-------- Recorded data

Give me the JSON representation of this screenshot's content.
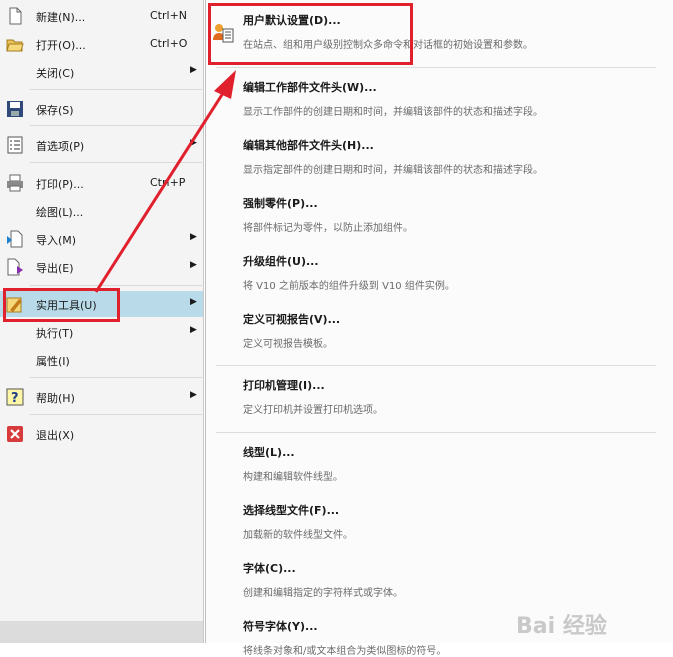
{
  "left_menu": {
    "items": [
      {
        "label": "新建(N)...",
        "shortcut": "Ctrl+N",
        "icon": "new-file-icon"
      },
      {
        "label": "打开(O)...",
        "shortcut": "Ctrl+O",
        "icon": "open-folder-icon"
      },
      {
        "label": "关闭(C)",
        "shortcut": "",
        "icon": ""
      },
      {
        "label": "保存(S)",
        "shortcut": "",
        "icon": "save-icon"
      },
      {
        "label": "首选项(P)",
        "shortcut": "",
        "icon": "preferences-icon"
      },
      {
        "label": "打印(P)...",
        "shortcut": "Ctrl+P",
        "icon": "printer-icon"
      },
      {
        "label": "绘图(L)...",
        "shortcut": "",
        "icon": ""
      },
      {
        "label": "导入(M)",
        "shortcut": "",
        "icon": "import-icon"
      },
      {
        "label": "导出(E)",
        "shortcut": "",
        "icon": "export-icon"
      },
      {
        "label": "实用工具(U)",
        "shortcut": "",
        "icon": "utilities-icon"
      },
      {
        "label": "执行(T)",
        "shortcut": "",
        "icon": ""
      },
      {
        "label": "属性(I)",
        "shortcut": "",
        "icon": ""
      },
      {
        "label": "帮助(H)",
        "shortcut": "",
        "icon": "help-icon"
      },
      {
        "label": "退出(X)",
        "shortcut": "",
        "icon": "exit-icon"
      }
    ]
  },
  "submenu": {
    "items": [
      {
        "title": "用户默认设置(D)...",
        "desc": "在站点、组和用户级别控制众多命令和对话框的初始设置和参数。"
      },
      {
        "title": "编辑工作部件文件头(W)...",
        "desc": "显示工作部件的创建日期和时间，并编辑该部件的状态和描述字段。"
      },
      {
        "title": "编辑其他部件文件头(H)...",
        "desc": "显示指定部件的创建日期和时间，并编辑该部件的状态和描述字段。"
      },
      {
        "title": "强制零件(P)...",
        "desc": "将部件标记为零件，以防止添加组件。"
      },
      {
        "title": "升级组件(U)...",
        "desc": "将 V10 之前版本的组件升级到 V10 组件实例。"
      },
      {
        "title": "定义可视报告(V)...",
        "desc": "定义可视报告模板。"
      },
      {
        "title": "打印机管理(I)...",
        "desc": "定义打印机并设置打印机选项。"
      },
      {
        "title": "线型(L)...",
        "desc": "构建和编辑软件线型。"
      },
      {
        "title": "选择线型文件(F)...",
        "desc": "加载新的软件线型文件。"
      },
      {
        "title": "字体(C)...",
        "desc": "创建和编辑指定的字符样式或字体。"
      },
      {
        "title": "符号字体(Y)...",
        "desc": "将线条对象和/或文本组合为类似图标的符号。"
      }
    ]
  },
  "watermark": "Bai 经验",
  "colors": {
    "highlight": "#b9dbe9",
    "annotation": "#e0202c"
  }
}
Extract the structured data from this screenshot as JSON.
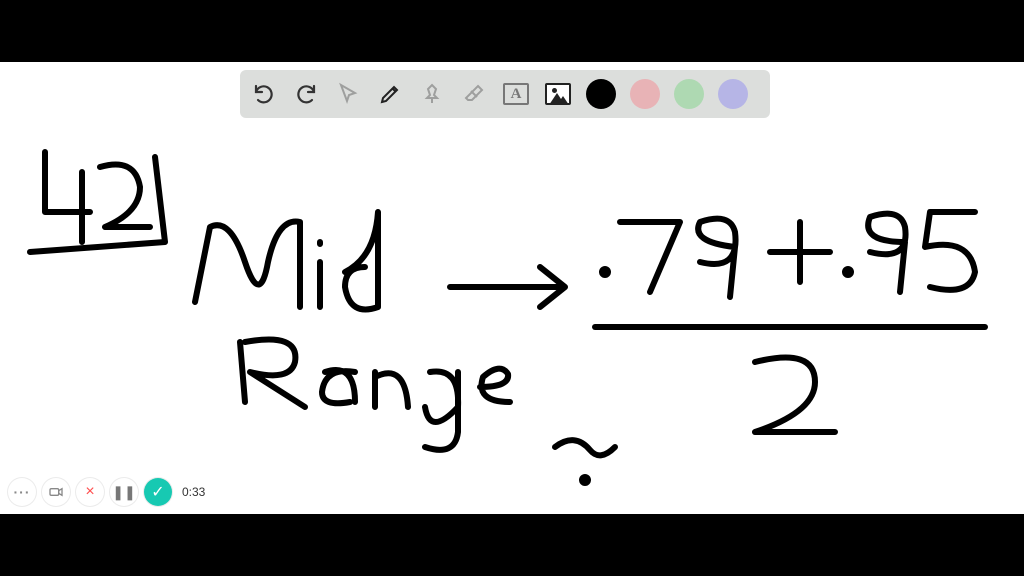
{
  "toolbar": {
    "tools": {
      "undo": "undo",
      "redo": "redo",
      "pointer": "pointer",
      "pencil": "pencil",
      "pin": "pin",
      "eraser": "eraser",
      "text": "A",
      "image": "image"
    },
    "colors": {
      "black": "#000000",
      "pink": "#e8b3b6",
      "green": "#aed9b2",
      "purple": "#b6b5e6"
    }
  },
  "handwriting": {
    "problem_number": "42)",
    "label_line1": "Mid",
    "label_line2": "Range",
    "arrow": "→",
    "numerator": ".79 + .95",
    "denominator": "2",
    "extra_mark": "~"
  },
  "controls": {
    "more": "···",
    "camera": "camera",
    "close": "×",
    "pause": "❚❚",
    "confirm": "✓",
    "timer": "0:33"
  }
}
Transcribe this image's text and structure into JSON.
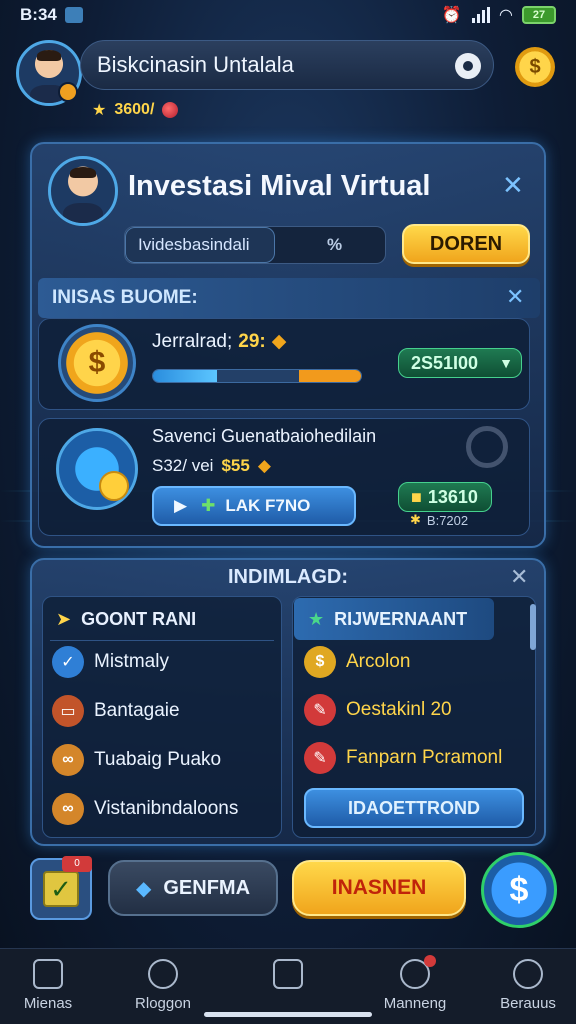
{
  "status_bar": {
    "time": "B:34"
  },
  "header": {
    "name": "Biskcinasin Untalala",
    "points": "3600/"
  },
  "main_panel": {
    "title": "Investasi Mival Virtual",
    "field_value": "Ividesbasindali",
    "field_percent": "%",
    "open_button": "DOREN"
  },
  "section": {
    "title": "INISAS BUOME:",
    "card1": {
      "label": "Jerralrad;",
      "value": "29:",
      "amount": "2S51I00",
      "progress_fraction": 0.31
    },
    "card2": {
      "title": "Savenci Guenatbaiohedilain",
      "price_prefix": "S32/ vei",
      "price_value": "$55",
      "button_label": "LAK F7NO",
      "badge_value": "13610",
      "badge_sub": "B:7202"
    }
  },
  "lists_panel": {
    "title": "INDIMLAGD:",
    "left": {
      "header": "GOONT RANI",
      "items": [
        {
          "label": "Mistmaly",
          "icon": "check-icon",
          "color": "#2f7fd6"
        },
        {
          "label": "Bantagaie",
          "icon": "card-icon",
          "color": "#c2542a"
        },
        {
          "label": "Tuabaig Puako",
          "icon": "link-icon",
          "color": "#d4862a"
        },
        {
          "label": "Vistanibndaloons",
          "icon": "link-icon",
          "color": "#d4862a"
        }
      ]
    },
    "right": {
      "header": "RIJWERNAANT",
      "items": [
        {
          "label": "Arcolon",
          "icon": "coin-icon",
          "color": "#e0a822"
        },
        {
          "label": "Oestakinl 20",
          "icon": "pencil-icon",
          "color": "#d23a3a"
        },
        {
          "label": "Fanparn Pcramonl",
          "icon": "pencil-icon",
          "color": "#d23a3a"
        }
      ],
      "button": "IDAOETTROND"
    }
  },
  "actions": {
    "badge": "0",
    "secondary": "GENFMA",
    "primary": "INASNEN",
    "dollar": "$"
  },
  "nav": {
    "items": [
      {
        "label": "Mienas",
        "icon": "home-icon"
      },
      {
        "label": "Rloggon",
        "icon": "globe-icon"
      },
      {
        "label": "",
        "icon": "grid-icon"
      },
      {
        "label": "Manneng",
        "icon": "refresh-icon"
      },
      {
        "label": "Berauus",
        "icon": "profile-icon"
      }
    ]
  }
}
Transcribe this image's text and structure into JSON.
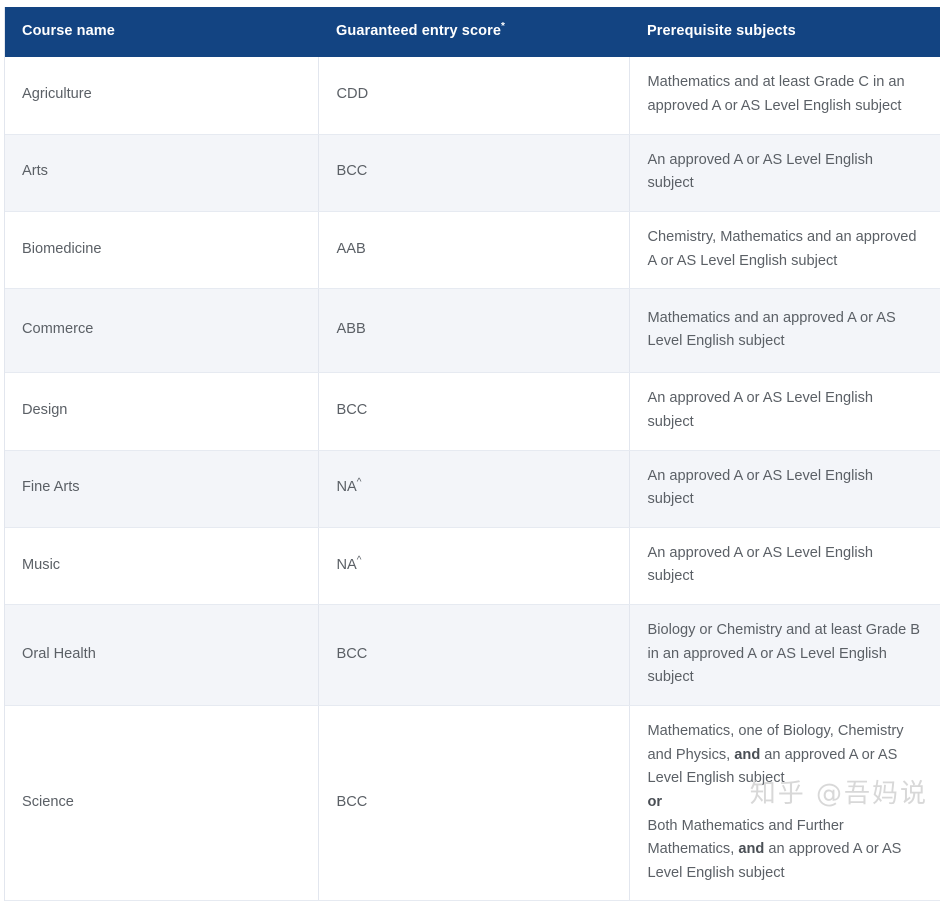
{
  "table": {
    "columns": [
      {
        "label": "Course name",
        "marker": ""
      },
      {
        "label": "Guaranteed entry score",
        "marker": "*"
      },
      {
        "label": "Prerequisite subjects",
        "marker": ""
      }
    ],
    "rows": [
      {
        "course": "Agriculture",
        "score": "CDD",
        "score_marker": "",
        "prerequisites": "Mathematics and at least Grade C in an approved A or AS Level English subject"
      },
      {
        "course": "Arts",
        "score": "BCC",
        "score_marker": "",
        "prerequisites": "An approved A or AS Level English subject"
      },
      {
        "course": "Biomedicine",
        "score": "AAB",
        "score_marker": "",
        "prerequisites": "Chemistry, Mathematics and an approved A or AS Level English subject"
      },
      {
        "course": "Commerce",
        "score": "ABB",
        "score_marker": "",
        "prerequisites": "Mathematics and an approved A or AS Level English subject"
      },
      {
        "course": "Design",
        "score": "BCC",
        "score_marker": "",
        "prerequisites": "An approved A or AS Level English subject"
      },
      {
        "course": "Fine Arts",
        "score": "NA",
        "score_marker": "^",
        "prerequisites": "An approved A or AS Level English subject"
      },
      {
        "course": "Music",
        "score": "NA",
        "score_marker": "^",
        "prerequisites": "An approved A or AS Level English subject"
      },
      {
        "course": "Oral Health",
        "score": "BCC",
        "score_marker": "",
        "prerequisites": "Biology or Chemistry and at least Grade B in an approved A or AS Level English subject"
      },
      {
        "course": "Science",
        "score": "BCC",
        "score_marker": "",
        "prerequisites_parts": {
          "line1_a": "Mathematics, one of Biology, Chemistry and Physics, ",
          "line1_b": "and",
          "line1_c": " an approved A or AS Level English subject",
          "connector": "or",
          "line2_a": "Both Mathematics and Further Mathematics, ",
          "line2_b": "and",
          "line2_c": " an approved A or AS Level English subject"
        }
      }
    ]
  },
  "watermark": {
    "text": "知乎 @吾妈说"
  },
  "colors": {
    "header_bg": "#134482",
    "header_text": "#ffffff",
    "row_alt_bg": "#f3f5f9",
    "row_bg": "#ffffff",
    "border": "#e6eaf1",
    "body_text": "#5b6066"
  }
}
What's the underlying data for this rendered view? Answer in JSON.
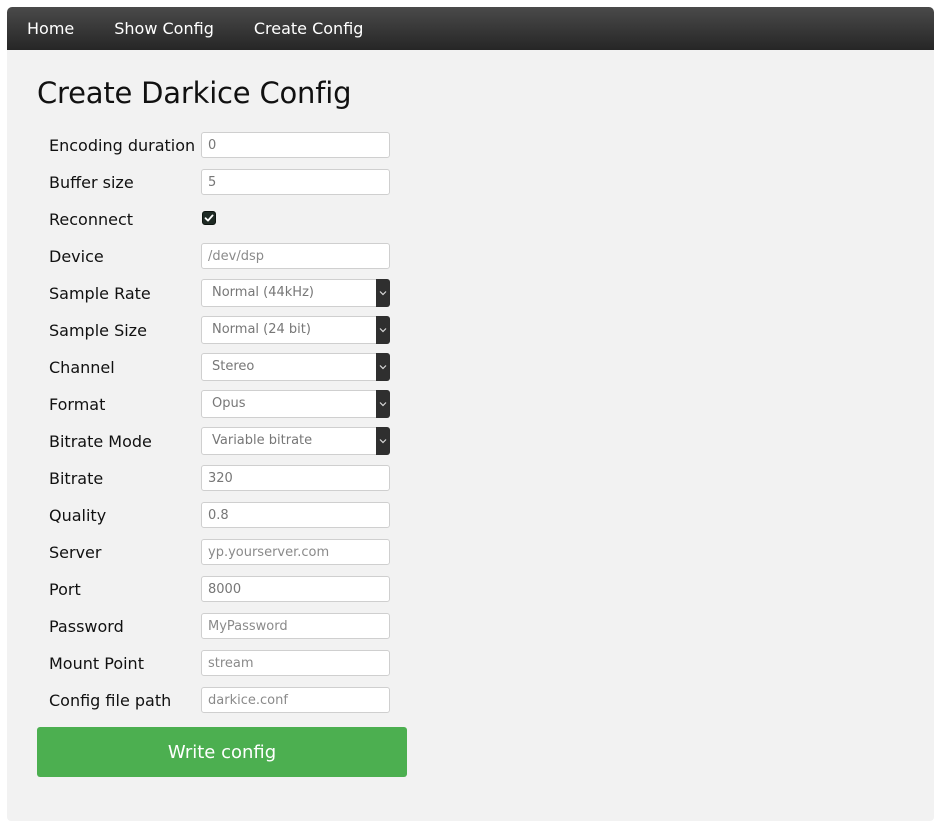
{
  "nav": {
    "items": [
      "Home",
      "Show Config",
      "Create Config"
    ]
  },
  "page": {
    "title": "Create Darkice Config"
  },
  "form": {
    "encoding_duration": {
      "label": "Encoding duration",
      "value": "0"
    },
    "buffer_size": {
      "label": "Buffer size",
      "value": "5"
    },
    "reconnect": {
      "label": "Reconnect",
      "checked": true
    },
    "device": {
      "label": "Device",
      "placeholder": "/dev/dsp"
    },
    "sample_rate": {
      "label": "Sample Rate",
      "selected": "Normal (44kHz)"
    },
    "sample_size": {
      "label": "Sample Size",
      "selected": "Normal (24 bit)"
    },
    "channel": {
      "label": "Channel",
      "selected": "Stereo"
    },
    "format": {
      "label": "Format",
      "selected": "Opus"
    },
    "bitrate_mode": {
      "label": "Bitrate Mode",
      "selected": "Variable bitrate"
    },
    "bitrate": {
      "label": "Bitrate",
      "value": "320"
    },
    "quality": {
      "label": "Quality",
      "value": "0.8"
    },
    "server": {
      "label": "Server",
      "placeholder": "yp.yourserver.com"
    },
    "port": {
      "label": "Port",
      "value": "8000"
    },
    "password": {
      "label": "Password",
      "placeholder": "MyPassword"
    },
    "mount_point": {
      "label": "Mount Point",
      "placeholder": "stream"
    },
    "config_file_path": {
      "label": "Config file path",
      "placeholder": "darkice.conf"
    }
  },
  "actions": {
    "write_label": "Write config"
  },
  "colors": {
    "navbar_top": "#4a4a4a",
    "navbar_bottom": "#262626",
    "panel_bg": "#f2f2f2",
    "button_green": "#4caf50",
    "checkbox_bg": "#1e2a24",
    "select_arrow_bg": "#2f2f2f"
  },
  "icons": {
    "checkbox": "checkmark-icon",
    "select_arrow": "chevron-down-icon"
  }
}
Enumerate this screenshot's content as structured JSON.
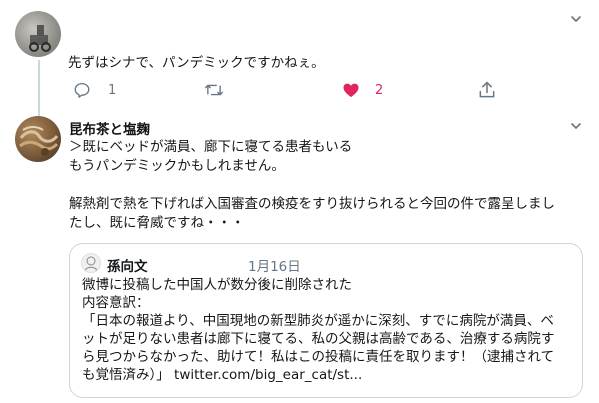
{
  "tweet1": {
    "text": "先ずはシナで、パンデミックですかねぇ。",
    "reply_count": "1",
    "retweet_count": "",
    "like_count": "2",
    "liked": true,
    "like_color": "#e0245e",
    "icon_color": "#657786"
  },
  "tweet2": {
    "author_name": "昆布茶と塩麹",
    "lines": [
      "＞既にベッドが満員、廊下に寝てる患者もいる",
      "もうパンデミックかもしれません。",
      "",
      "解熱剤で熱を下げれば入国審査の検疫をすり抜けられると今回の件で露呈しまし",
      "たし、既に脅威ですね・・・"
    ]
  },
  "quoted": {
    "author_name": "孫向文",
    "date": "1月16日",
    "lines": [
      "微博に投稿した中国人が数分後に削除された",
      "内容意訳：",
      "「日本の報道より、中国現地の新型肺炎が遥かに深刻、すでに病院が満員、ベ",
      "ットが足りない患者は廊下に寝てる、私の父親は高齢である、治療する病院す",
      "ら見つからなかった、助けて！私はこの投稿に責任を取ります！（逮捕されて",
      "も覚悟済み）」 twitter.com/big_ear_cat/st..."
    ]
  }
}
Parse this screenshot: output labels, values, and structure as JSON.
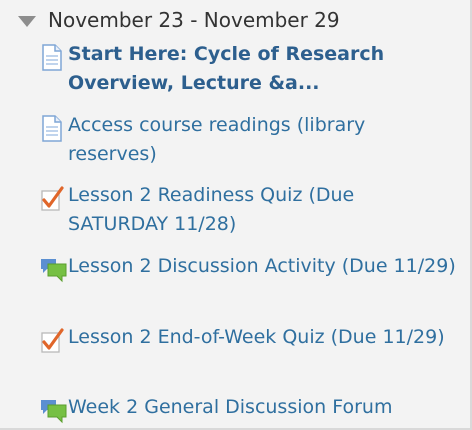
{
  "section": {
    "title": "November 23 - November 29"
  },
  "items": [
    {
      "icon": "page-icon",
      "label": "Start Here: Cycle of Research Overview, Lecture &a...",
      "bold": true
    },
    {
      "icon": "page-icon",
      "label": "Access course readings (library reserves)",
      "bold": false
    },
    {
      "icon": "quiz-icon",
      "label": "Lesson 2 Readiness Quiz (Due SATURDAY 11/28)",
      "bold": false
    },
    {
      "icon": "forum-icon",
      "label": "Lesson 2 Discussion Activity (Due 11/29)",
      "bold": false
    },
    {
      "icon": "quiz-icon",
      "label": "Lesson 2 End-of-Week Quiz (Due 11/29)",
      "bold": false
    },
    {
      "icon": "forum-icon",
      "label": "Week 2 General Discussion Forum",
      "bold": false
    }
  ],
  "colors": {
    "link": "#2f6f9f",
    "quiz_check": "#e0662a",
    "forum_green": "#76c043",
    "forum_blue": "#5b8fd1",
    "page_blue": "#7fa6d6"
  }
}
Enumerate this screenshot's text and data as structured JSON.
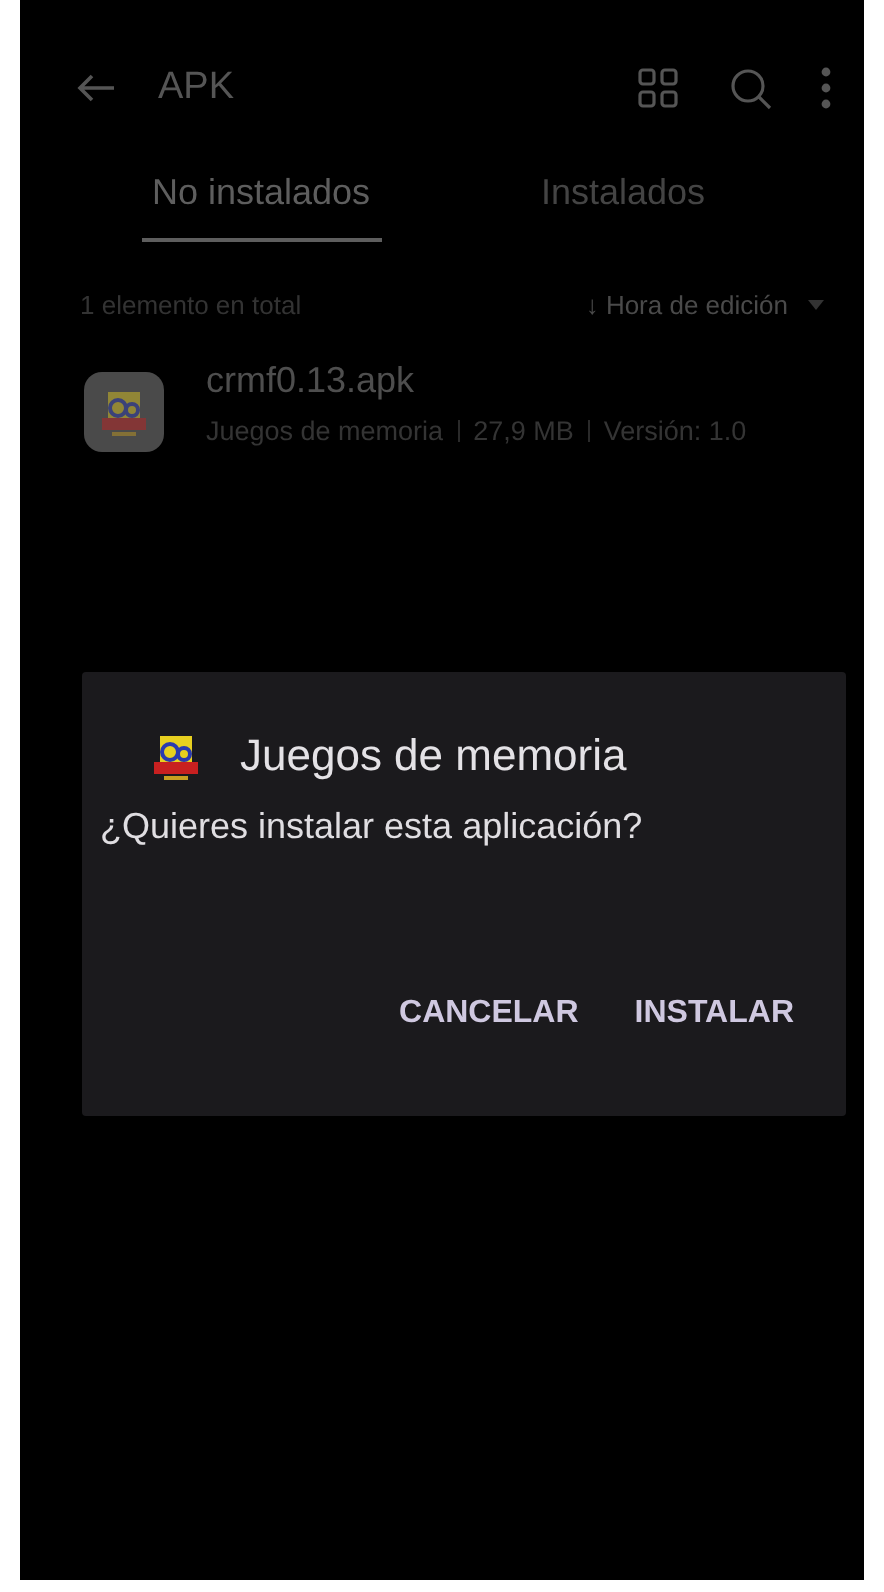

----------------

* _Requirement_
Of the lines above, how many include the word "Discussion"? Reply with the number only.

* _Reply_
2